==== EXTRACT PROVIDED ====

Information-Thermodynamic Analysis of the DNA--RNA Polymerase Complex via Interface Dissipation: large Based on Observer--Observed Swap Symmetry
Tatsuaki Tsuruyama
TL;DR
This work reframes RNAP transcription as an information-thermodynamics problem by introducing interface dissipation, a swap-symmetric, partition-invariant measure of irreversibility that remains meaningful under different observer–target decompositions. It develops a minimal Brownian-ratchet CTMC in which DNA-structure–driven pre/post fluctuations are rectified by binding and polymerization of the correct rNTP, yielding forward motion without directly propelling via chemical free energy. Dissipation is decomposed into pre/post fluctuations, binding, and polymerization contributions, with a path-space KL framework to compute the total dissipation $\dot\Sigma_{XY}$ and the interface dissipation $\dot\Sigma_{\mathrm{int}}=\dot\Sigma_{XY}-\tfrac{1}{2}(\dot\Sigma_X+\dot\Sigma_Y)$, where $\dot\Sigma_X$ and $\dot\Sigma_Y$ are marginal dissipations estimated from forward/reverse likelihood ratios. The authors provide a practical protocol for estimating these quantities from single-molecule data (via Gillespie simulations and finite-memory KL estimators), show how to infer the forward/backward ratio $K_{\delta}$ from traces, and discuss how $\Sigma_{\mathrm{int}}$ isolates input-dependent irreversibility, offering a partition-invariant lens on information-to-motion narratives in molecular machines.

==== EXTRACTED INFORMATION ====

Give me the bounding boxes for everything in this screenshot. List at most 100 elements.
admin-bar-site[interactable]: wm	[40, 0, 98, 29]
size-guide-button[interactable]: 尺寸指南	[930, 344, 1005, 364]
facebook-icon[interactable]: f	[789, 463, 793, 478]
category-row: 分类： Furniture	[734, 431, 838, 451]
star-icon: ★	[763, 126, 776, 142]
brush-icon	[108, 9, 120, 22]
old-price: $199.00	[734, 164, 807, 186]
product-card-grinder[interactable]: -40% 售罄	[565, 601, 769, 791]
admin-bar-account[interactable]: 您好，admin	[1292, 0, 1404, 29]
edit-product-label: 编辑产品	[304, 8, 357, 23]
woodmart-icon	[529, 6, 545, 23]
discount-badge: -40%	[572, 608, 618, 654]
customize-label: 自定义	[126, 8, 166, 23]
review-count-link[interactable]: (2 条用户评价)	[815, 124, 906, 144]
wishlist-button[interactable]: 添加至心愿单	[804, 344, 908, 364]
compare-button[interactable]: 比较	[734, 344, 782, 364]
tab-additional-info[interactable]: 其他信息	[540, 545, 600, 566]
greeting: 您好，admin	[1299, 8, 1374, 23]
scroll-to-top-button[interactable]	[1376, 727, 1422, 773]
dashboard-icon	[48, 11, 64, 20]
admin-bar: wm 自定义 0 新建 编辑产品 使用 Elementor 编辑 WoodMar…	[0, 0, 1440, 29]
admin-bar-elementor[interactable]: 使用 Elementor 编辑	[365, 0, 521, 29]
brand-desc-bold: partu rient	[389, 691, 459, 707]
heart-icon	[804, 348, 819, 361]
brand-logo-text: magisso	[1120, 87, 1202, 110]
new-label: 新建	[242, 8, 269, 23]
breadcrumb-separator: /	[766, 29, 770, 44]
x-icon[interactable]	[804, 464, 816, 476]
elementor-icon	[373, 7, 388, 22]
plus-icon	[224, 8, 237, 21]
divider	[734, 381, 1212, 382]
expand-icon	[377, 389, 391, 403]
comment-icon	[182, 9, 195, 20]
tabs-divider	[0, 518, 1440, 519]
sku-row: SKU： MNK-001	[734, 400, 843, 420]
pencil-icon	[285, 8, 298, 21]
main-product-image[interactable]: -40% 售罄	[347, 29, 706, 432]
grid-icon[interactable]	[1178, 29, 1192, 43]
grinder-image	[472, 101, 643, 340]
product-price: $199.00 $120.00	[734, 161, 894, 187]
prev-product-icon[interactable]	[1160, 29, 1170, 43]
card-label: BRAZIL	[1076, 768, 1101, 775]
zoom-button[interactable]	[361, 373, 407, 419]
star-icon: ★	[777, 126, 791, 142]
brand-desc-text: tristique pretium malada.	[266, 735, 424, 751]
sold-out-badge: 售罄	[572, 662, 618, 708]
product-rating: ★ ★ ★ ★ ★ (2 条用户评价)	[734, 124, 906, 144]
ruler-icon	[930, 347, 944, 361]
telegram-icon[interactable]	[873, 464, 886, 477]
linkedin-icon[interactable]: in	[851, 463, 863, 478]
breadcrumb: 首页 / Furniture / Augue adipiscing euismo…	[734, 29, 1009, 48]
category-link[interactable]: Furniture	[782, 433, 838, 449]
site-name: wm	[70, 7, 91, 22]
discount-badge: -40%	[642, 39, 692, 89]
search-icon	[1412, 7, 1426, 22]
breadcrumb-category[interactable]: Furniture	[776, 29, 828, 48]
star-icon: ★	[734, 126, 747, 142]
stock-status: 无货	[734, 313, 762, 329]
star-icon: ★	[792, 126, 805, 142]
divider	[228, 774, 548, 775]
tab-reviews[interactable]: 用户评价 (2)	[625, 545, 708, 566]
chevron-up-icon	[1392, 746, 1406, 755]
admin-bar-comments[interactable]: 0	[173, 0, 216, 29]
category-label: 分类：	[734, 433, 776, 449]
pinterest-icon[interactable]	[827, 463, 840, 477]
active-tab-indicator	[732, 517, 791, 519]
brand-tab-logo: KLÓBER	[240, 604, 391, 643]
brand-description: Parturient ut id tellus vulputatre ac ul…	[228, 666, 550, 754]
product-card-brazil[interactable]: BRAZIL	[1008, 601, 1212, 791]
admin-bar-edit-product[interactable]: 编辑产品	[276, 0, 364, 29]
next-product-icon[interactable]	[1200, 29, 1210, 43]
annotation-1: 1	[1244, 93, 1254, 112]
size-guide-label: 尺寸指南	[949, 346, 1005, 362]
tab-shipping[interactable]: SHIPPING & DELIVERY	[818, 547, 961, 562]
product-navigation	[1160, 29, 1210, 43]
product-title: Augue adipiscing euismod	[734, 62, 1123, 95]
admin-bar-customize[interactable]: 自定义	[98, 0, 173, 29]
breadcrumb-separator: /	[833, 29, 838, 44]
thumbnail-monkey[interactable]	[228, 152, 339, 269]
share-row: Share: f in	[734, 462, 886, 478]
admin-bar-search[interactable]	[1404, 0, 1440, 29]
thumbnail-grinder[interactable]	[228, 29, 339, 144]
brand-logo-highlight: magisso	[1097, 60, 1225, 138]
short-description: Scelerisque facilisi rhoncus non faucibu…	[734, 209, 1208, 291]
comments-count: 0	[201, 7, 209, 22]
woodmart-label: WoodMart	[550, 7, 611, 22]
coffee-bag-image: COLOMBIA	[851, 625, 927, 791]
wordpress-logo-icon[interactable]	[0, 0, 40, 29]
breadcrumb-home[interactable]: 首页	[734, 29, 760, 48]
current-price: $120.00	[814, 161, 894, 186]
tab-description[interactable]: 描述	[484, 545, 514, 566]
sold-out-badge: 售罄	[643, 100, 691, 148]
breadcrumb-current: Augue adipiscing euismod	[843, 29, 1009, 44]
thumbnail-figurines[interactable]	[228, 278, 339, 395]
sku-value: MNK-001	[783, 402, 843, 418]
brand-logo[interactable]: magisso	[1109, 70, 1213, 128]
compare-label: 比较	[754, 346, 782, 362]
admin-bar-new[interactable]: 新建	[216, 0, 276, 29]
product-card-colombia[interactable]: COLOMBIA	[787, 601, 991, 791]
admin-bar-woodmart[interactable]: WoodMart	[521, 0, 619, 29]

====

_PROBLEM SET:_
1 – According to the TL;DR, what rectifies the DNA-structure-driven pre/post fluctuations in the Brownian-ratchet model?
2 – Using the TL;DR, explain how the model produces forward motion without chemical free energy directly propelling it.

_EXPECTED RESPONSES:_
1 – Binding and polymerization of the correct rNTP rectify them.

2 – In the minimal Brownian-ratchet CTMC, DNA structure drives fluctuations between pre and post states. Binding and polymerization of the correct rNTP rectify these fluctuations, which yields forward motion without direct propulsion by chemical free energy.